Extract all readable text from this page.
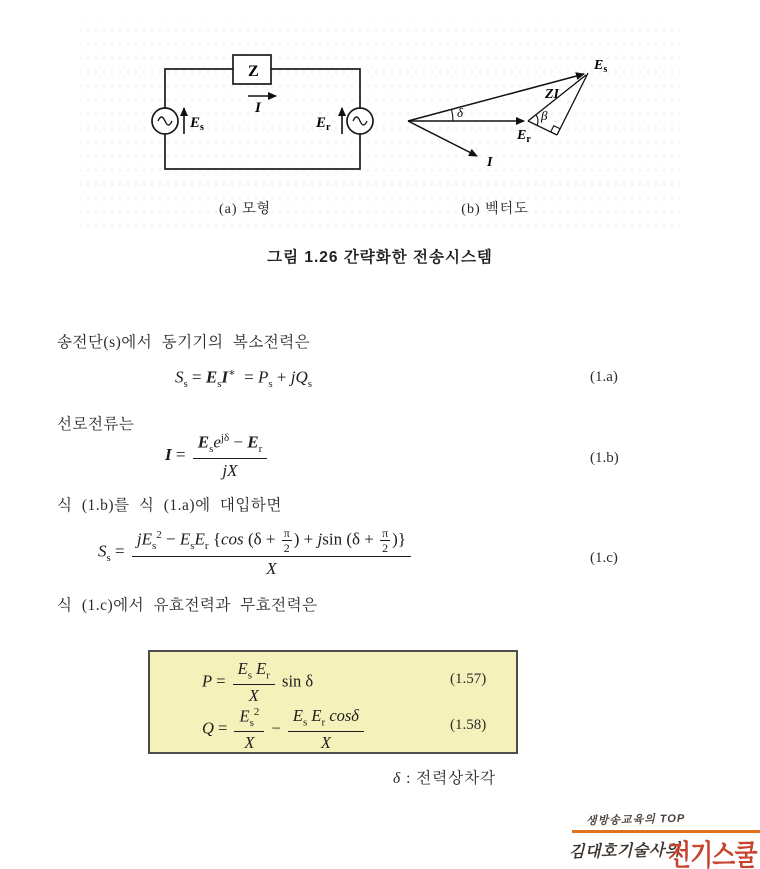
Z
I
$E_s$	$E_r$
δ	β
ZI
$E_s$
$E_r$
I
(a) 모형	(b) 벡터도
그림 1.26 간략화한 전송시스템
송전단(s)에서 동기기의 복소전력은
$S_s = E_sI^∗ = P_s + jQ_s$	(1.a)
선로전류는
$I = \frac{E_se^{j\delta} - E_r}{jX}$	(1.b)
식 (1.b)를 식 (1.a)에 대입하면
$S_s = \frac{jE_s^2 - E_sE_r \{\cos (\delta + \frac{\pi}{2} ) + jsin (\delta + \frac{\pi}{2} )\}}{X}$	(1.c)
식 (1.c)에서 유효전력과 무효전력은
$P = \frac{E_s E_r}{X}$ sin δ	(1.57)
$Q = \frac{E_s^2}{X} - \frac{E_s E_r \cos\delta}{X}$	(1.58)
δ : 전력상차각
생방송교육의 TOP
김대호기술사의
전기스쿨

------------------------------------------------------------------------

### Problem to solve
Keep the pictures out of your copy, and repeat every entry above exactly.

### Answer to the exercise
Extract all readable text from this page.
Z
I
$E_s$	$E_r$
δ	β
ZI
$E_s$
$E_r$
I
(a) 모형	(b) 벡터도
그림 1.26 간략화한 전송시스템
송전단(s)에서 동기기의 복소전력은
$S_s = E_sI^∗ = P_s + jQ_s$	(1.a)
선로전류는
$I = \frac{E_se^{j\delta} - E_r}{jX}$	(1.b)
식 (1.b)를 식 (1.a)에 대입하면
$S_s = \frac{jE_s^2 - E_sE_r \{\cos (\delta + \frac{\pi}{2} ) + jsin (\delta + \frac{\pi}{2} )\}}{X}$	(1.c)
식 (1.c)에서 유효전력과 무효전력은
$P = \frac{E_s E_r}{X}$ sin δ	(1.57)
$Q = \frac{E_s^2}{X} - \frac{E_s E_r \cos\delta}{X}$	(1.58)
δ : 전력상차각
생방송교육의 TOP
김대호기술사의
전기스쿨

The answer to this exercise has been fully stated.